**Given exercise:**
In the entries below, how many lines hold the string "JSON"? Give only the number.

——

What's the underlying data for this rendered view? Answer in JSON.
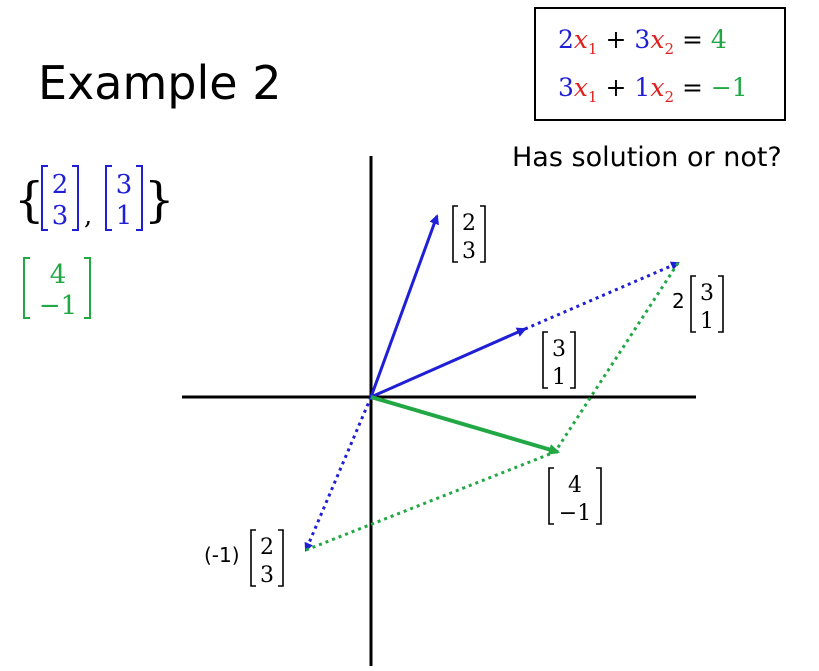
{
  "title": "Example 2",
  "question": "Has solution or not?",
  "equations": {
    "eq1": {
      "c1": "2",
      "x1": "x",
      "s1": "1",
      "op": "+",
      "c2": "3",
      "x2": "x",
      "s2": "2",
      "eq": "=",
      "rhs": "4"
    },
    "eq2": {
      "c1": "3",
      "x1": "x",
      "s1": "1",
      "op": "+",
      "c2": "1",
      "x2": "x",
      "s2": "2",
      "eq": "=",
      "rhs": "−1"
    }
  },
  "vector_set": {
    "v1_top": "2",
    "v1_bot": "3",
    "comma": ",",
    "v2_top": "3",
    "v2_bot": "1"
  },
  "target_vector": {
    "top": "4",
    "bot": "−1"
  },
  "labels": {
    "v23": {
      "top": "2",
      "bot": "3"
    },
    "v31": {
      "top": "3",
      "bot": "1"
    },
    "two_v31": {
      "coef": "2",
      "top": "3",
      "bot": "1"
    },
    "v4m1": {
      "top": "4",
      "bot": "−1"
    },
    "neg_v23": {
      "coef": "(-1)",
      "top": "2",
      "bot": "3"
    }
  },
  "colors": {
    "blue": "#1f1fd6",
    "red": "#e02020",
    "green": "#21a845",
    "black": "#000000"
  }
}
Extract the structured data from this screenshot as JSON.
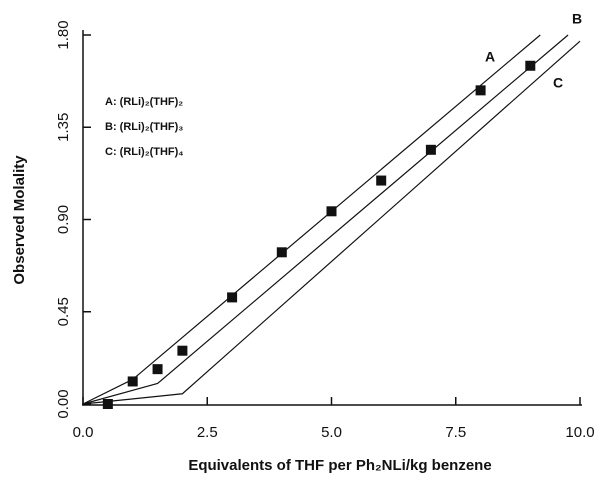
{
  "chart_data": {
    "type": "scatter",
    "x_label": "Equivalents of THF per Ph₂NLi/kg benzene",
    "y_label": "Observed Molality",
    "x": [
      0.5,
      1,
      1.5,
      2,
      3,
      4,
      5,
      6,
      7,
      8,
      9
    ],
    "values": [
      0.0,
      0.11,
      0.17,
      0.26,
      0.52,
      0.74,
      0.94,
      1.09,
      1.24,
      1.53,
      1.65
    ],
    "color": "#111111",
    "lines": [
      {
        "label": "A",
        "x": [
          0,
          1,
          9.2
        ],
        "values": [
          0,
          0.12,
          1.8
        ]
      },
      {
        "label": "B",
        "x": [
          0,
          1.5,
          9.76
        ],
        "values": [
          0,
          0.1,
          1.8
        ]
      },
      {
        "label": "C",
        "x": [
          0,
          2,
          10
        ],
        "values": [
          0,
          0.05,
          1.77
        ]
      }
    ],
    "legend": [
      "A: (RLi)₂(THF)₂",
      "B: (RLi)₂(THF)₃",
      "C: (RLi)₂(THF)₄"
    ],
    "xlim": [
      0,
      10
    ],
    "ylim": [
      0,
      1.8
    ],
    "xticks": [
      {
        "value": 0,
        "label": "0.0"
      },
      {
        "value": 2.5,
        "label": "2.5"
      },
      {
        "value": 5,
        "label": "5.0"
      },
      {
        "value": 7.5,
        "label": "7.5"
      },
      {
        "value": 10,
        "label": "10.0"
      }
    ],
    "yticks": [
      {
        "value": 0,
        "label": "0.00"
      },
      {
        "value": 0.45,
        "label": "0.45"
      },
      {
        "value": 0.9,
        "label": "0.90"
      },
      {
        "value": 1.35,
        "label": "1.35"
      },
      {
        "value": 1.8,
        "label": "1.80"
      }
    ]
  }
}
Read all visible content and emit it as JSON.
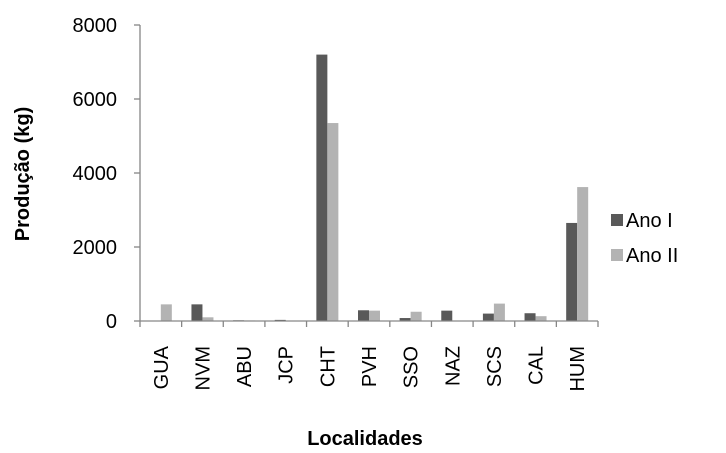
{
  "chart_data": {
    "type": "bar",
    "title": "",
    "xlabel": "Localidades",
    "ylabel": "Produção (kg)",
    "ylim": [
      0,
      8000
    ],
    "yticks": [
      0,
      2000,
      4000,
      6000,
      8000
    ],
    "ytick_labels": [
      "0",
      "2000",
      "4000",
      "6000",
      "8000"
    ],
    "grid": false,
    "legend_position": "right",
    "categories": [
      "GUA",
      "NVM",
      "ABU",
      "JCP",
      "CHT",
      "PVH",
      "SSO",
      "NAZ",
      "SCS",
      "CAL",
      "HUM"
    ],
    "series": [
      {
        "name": "Ano I",
        "color": "#595959",
        "values": [
          0,
          450,
          20,
          30,
          7200,
          290,
          80,
          280,
          200,
          210,
          2650
        ]
      },
      {
        "name": "Ano II",
        "color": "#b3b3b3",
        "values": [
          450,
          100,
          15,
          10,
          5350,
          280,
          250,
          0,
          470,
          130,
          3620
        ]
      }
    ]
  }
}
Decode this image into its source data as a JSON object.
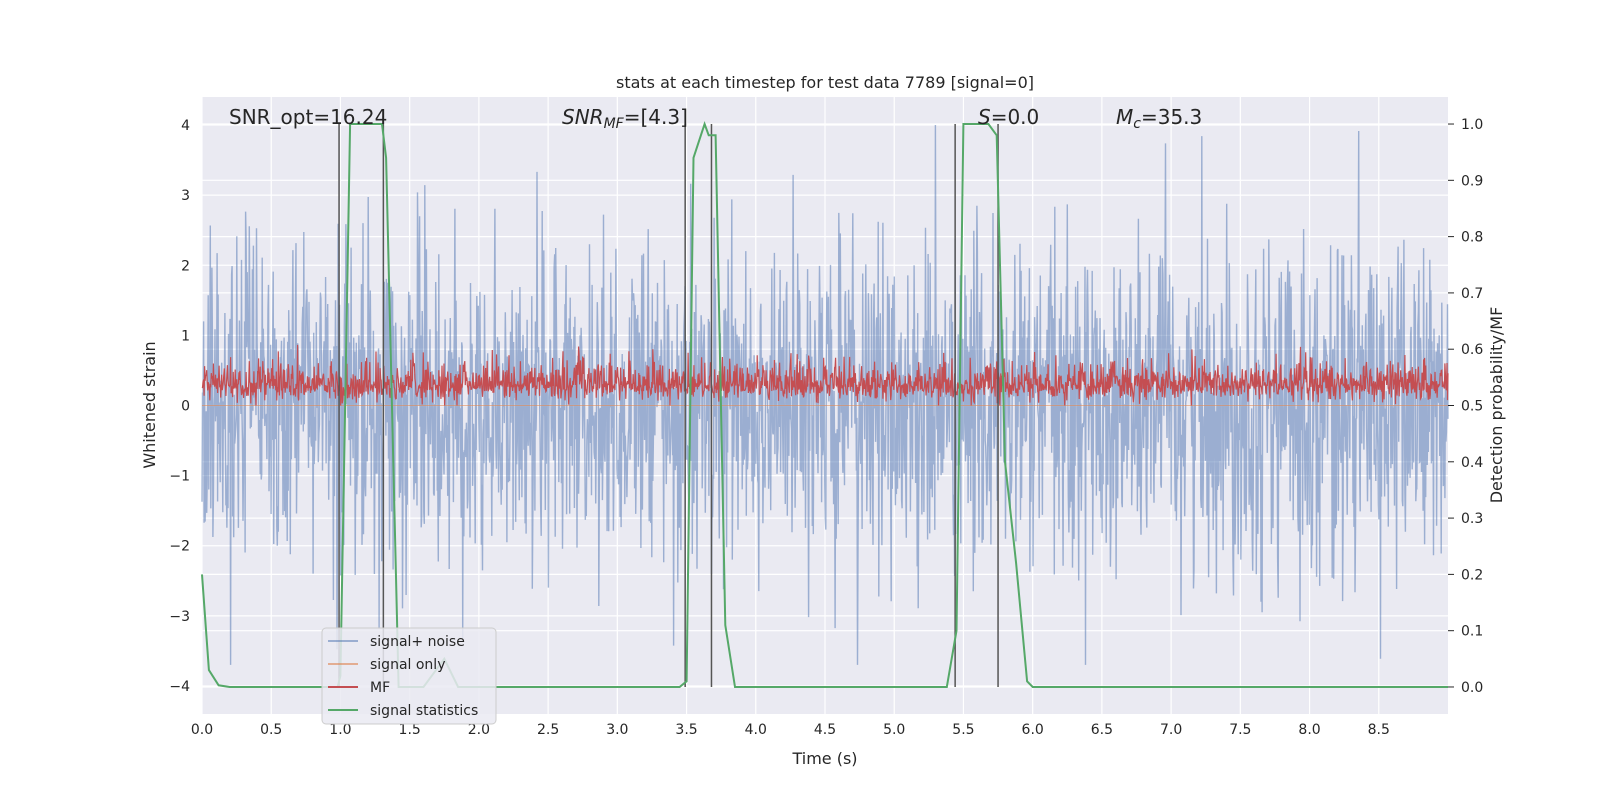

——

**Reply:**
4